* [Supplied data]
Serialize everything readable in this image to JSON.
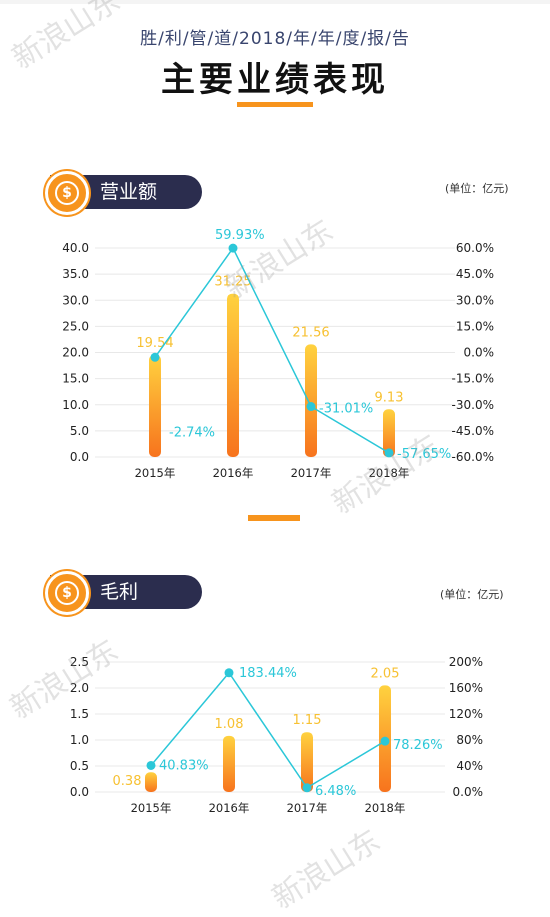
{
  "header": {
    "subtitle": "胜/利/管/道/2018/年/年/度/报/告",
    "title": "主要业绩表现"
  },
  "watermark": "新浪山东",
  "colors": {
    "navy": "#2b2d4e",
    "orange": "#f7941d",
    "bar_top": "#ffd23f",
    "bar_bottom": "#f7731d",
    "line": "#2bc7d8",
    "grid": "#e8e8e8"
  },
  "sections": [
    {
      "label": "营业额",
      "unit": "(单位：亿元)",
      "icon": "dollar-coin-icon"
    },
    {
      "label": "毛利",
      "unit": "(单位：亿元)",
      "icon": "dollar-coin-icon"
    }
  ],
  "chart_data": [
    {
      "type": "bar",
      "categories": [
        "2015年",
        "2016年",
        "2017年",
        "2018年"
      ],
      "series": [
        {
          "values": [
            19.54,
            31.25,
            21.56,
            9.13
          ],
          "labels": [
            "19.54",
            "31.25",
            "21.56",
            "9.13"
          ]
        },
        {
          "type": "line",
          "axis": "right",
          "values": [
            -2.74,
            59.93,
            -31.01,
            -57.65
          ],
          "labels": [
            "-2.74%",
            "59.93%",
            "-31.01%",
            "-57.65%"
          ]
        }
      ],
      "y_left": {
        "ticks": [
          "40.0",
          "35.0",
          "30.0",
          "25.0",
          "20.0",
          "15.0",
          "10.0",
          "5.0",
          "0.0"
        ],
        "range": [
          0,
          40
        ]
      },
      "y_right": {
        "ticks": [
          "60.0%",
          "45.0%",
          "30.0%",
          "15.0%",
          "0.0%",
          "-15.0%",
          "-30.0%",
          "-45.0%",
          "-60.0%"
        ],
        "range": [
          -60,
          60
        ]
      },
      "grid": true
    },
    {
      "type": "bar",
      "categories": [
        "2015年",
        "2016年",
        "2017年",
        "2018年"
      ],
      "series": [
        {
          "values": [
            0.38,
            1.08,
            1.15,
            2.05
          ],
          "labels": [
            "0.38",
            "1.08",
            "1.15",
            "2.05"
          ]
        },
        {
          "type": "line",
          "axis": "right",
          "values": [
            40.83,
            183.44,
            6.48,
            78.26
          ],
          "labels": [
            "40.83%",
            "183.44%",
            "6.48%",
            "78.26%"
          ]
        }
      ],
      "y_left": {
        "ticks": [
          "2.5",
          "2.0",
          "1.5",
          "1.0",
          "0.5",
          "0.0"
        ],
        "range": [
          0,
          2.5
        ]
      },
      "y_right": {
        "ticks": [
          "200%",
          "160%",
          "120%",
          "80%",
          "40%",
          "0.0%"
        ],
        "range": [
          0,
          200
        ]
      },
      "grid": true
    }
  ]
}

* [Task to complete]
Reproduce the material above in full and without alteration, but skip all pictures.

* [In response]
Serialize everything readable in this image to JSON.
{
  "header": {
    "subtitle": "胜/利/管/道/2018/年/年/度/报/告",
    "title": "主要业绩表现"
  },
  "watermark": "新浪山东",
  "colors": {
    "navy": "#2b2d4e",
    "orange": "#f7941d",
    "bar_top": "#ffd23f",
    "bar_bottom": "#f7731d",
    "line": "#2bc7d8",
    "grid": "#e8e8e8"
  },
  "sections": [
    {
      "label": "营业额",
      "unit": "(单位：亿元)",
      "icon": "dollar-coin-icon"
    },
    {
      "label": "毛利",
      "unit": "(单位：亿元)",
      "icon": "dollar-coin-icon"
    }
  ],
  "chart_data": [
    {
      "type": "bar",
      "categories": [
        "2015年",
        "2016年",
        "2017年",
        "2018年"
      ],
      "series": [
        {
          "values": [
            19.54,
            31.25,
            21.56,
            9.13
          ],
          "labels": [
            "19.54",
            "31.25",
            "21.56",
            "9.13"
          ]
        },
        {
          "type": "line",
          "axis": "right",
          "values": [
            -2.74,
            59.93,
            -31.01,
            -57.65
          ],
          "labels": [
            "-2.74%",
            "59.93%",
            "-31.01%",
            "-57.65%"
          ]
        }
      ],
      "y_left": {
        "ticks": [
          "40.0",
          "35.0",
          "30.0",
          "25.0",
          "20.0",
          "15.0",
          "10.0",
          "5.0",
          "0.0"
        ],
        "range": [
          0,
          40
        ]
      },
      "y_right": {
        "ticks": [
          "60.0%",
          "45.0%",
          "30.0%",
          "15.0%",
          "0.0%",
          "-15.0%",
          "-30.0%",
          "-45.0%",
          "-60.0%"
        ],
        "range": [
          -60,
          60
        ]
      },
      "grid": true
    },
    {
      "type": "bar",
      "categories": [
        "2015年",
        "2016年",
        "2017年",
        "2018年"
      ],
      "series": [
        {
          "values": [
            0.38,
            1.08,
            1.15,
            2.05
          ],
          "labels": [
            "0.38",
            "1.08",
            "1.15",
            "2.05"
          ]
        },
        {
          "type": "line",
          "axis": "right",
          "values": [
            40.83,
            183.44,
            6.48,
            78.26
          ],
          "labels": [
            "40.83%",
            "183.44%",
            "6.48%",
            "78.26%"
          ]
        }
      ],
      "y_left": {
        "ticks": [
          "2.5",
          "2.0",
          "1.5",
          "1.0",
          "0.5",
          "0.0"
        ],
        "range": [
          0,
          2.5
        ]
      },
      "y_right": {
        "ticks": [
          "200%",
          "160%",
          "120%",
          "80%",
          "40%",
          "0.0%"
        ],
        "range": [
          0,
          200
        ]
      },
      "grid": true
    }
  ]
}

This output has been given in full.